## Objective:
From the listing below, pull out the lines that hold "name".

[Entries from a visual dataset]
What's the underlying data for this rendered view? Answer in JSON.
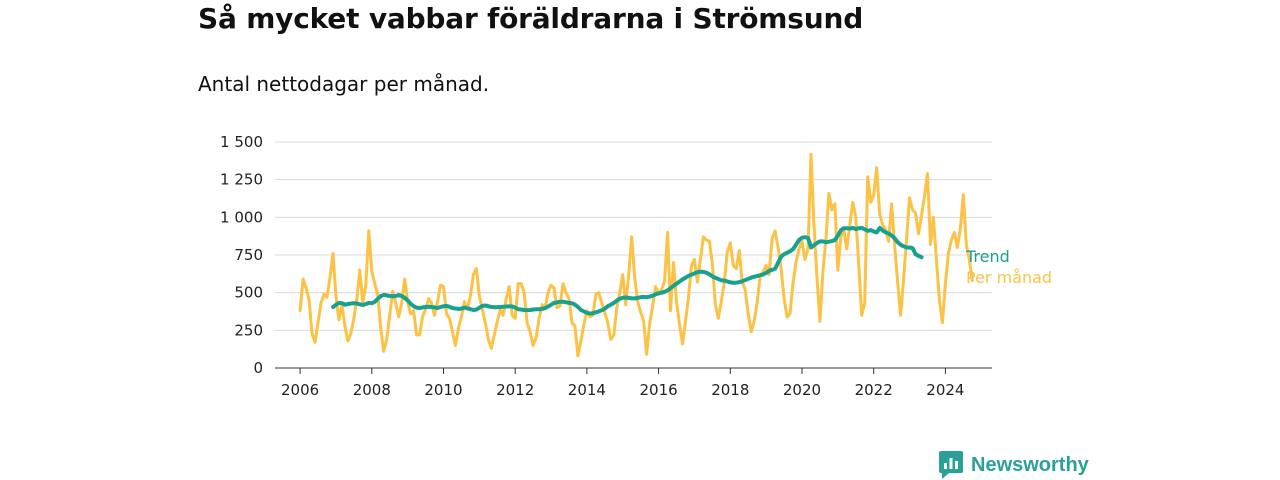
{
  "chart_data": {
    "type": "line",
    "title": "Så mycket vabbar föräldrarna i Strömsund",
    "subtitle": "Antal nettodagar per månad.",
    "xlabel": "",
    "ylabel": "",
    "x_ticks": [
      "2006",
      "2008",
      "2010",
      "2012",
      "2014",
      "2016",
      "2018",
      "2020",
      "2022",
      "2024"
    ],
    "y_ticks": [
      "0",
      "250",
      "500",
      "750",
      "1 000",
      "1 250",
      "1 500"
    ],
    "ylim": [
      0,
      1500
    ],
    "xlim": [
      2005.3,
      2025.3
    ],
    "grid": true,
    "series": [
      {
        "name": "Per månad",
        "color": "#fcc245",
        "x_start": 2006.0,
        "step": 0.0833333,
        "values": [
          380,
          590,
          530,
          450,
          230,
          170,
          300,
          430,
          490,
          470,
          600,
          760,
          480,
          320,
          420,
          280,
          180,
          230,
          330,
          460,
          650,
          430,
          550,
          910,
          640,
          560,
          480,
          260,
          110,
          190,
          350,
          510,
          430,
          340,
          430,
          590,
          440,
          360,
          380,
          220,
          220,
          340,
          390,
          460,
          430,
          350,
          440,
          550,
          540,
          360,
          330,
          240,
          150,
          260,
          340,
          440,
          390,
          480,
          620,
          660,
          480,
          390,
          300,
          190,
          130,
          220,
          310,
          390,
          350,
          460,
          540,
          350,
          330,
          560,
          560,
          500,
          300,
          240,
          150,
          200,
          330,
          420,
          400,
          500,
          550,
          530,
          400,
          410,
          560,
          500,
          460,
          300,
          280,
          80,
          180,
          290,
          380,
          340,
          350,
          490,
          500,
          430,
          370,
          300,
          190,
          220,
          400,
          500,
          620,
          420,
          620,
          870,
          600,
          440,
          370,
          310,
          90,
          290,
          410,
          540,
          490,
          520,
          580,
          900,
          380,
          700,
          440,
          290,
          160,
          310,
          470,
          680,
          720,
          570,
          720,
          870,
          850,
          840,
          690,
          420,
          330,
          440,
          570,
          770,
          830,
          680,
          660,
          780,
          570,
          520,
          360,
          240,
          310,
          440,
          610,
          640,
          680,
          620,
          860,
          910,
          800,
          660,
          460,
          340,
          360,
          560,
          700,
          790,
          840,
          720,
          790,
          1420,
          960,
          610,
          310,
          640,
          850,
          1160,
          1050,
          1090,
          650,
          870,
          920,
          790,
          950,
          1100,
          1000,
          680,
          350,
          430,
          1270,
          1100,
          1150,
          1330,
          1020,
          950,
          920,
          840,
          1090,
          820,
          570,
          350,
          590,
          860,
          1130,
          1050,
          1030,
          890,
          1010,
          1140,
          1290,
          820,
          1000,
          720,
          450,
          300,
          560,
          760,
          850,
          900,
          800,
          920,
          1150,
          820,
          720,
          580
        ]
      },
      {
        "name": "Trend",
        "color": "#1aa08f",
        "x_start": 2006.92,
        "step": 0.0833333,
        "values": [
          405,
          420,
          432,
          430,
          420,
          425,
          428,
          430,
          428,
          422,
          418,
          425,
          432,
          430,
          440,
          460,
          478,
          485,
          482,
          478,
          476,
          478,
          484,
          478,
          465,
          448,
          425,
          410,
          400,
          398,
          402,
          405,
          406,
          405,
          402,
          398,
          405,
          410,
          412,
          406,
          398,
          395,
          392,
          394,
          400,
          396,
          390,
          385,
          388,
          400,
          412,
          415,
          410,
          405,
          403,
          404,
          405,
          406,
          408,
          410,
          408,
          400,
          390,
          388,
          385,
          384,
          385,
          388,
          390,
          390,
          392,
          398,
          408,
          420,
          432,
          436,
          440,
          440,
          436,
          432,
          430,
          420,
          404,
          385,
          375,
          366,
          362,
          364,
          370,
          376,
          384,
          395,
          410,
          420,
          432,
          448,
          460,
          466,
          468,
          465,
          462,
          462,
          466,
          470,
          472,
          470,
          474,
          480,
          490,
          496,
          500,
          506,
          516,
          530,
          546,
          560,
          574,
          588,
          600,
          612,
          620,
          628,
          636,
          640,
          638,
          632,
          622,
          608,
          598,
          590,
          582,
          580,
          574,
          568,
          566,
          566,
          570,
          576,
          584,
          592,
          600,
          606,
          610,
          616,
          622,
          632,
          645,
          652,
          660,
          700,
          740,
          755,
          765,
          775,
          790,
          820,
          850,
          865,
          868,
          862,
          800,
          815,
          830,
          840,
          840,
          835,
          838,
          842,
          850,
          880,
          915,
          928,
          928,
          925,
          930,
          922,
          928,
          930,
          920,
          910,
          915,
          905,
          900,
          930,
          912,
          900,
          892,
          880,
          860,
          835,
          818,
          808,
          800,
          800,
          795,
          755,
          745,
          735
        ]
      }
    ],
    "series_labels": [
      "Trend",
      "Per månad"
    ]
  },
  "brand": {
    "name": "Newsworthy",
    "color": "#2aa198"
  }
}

## Solution to the exercise:
        "name": "Per månad",
        "name": "Trend",
    "name": "Newsworthy",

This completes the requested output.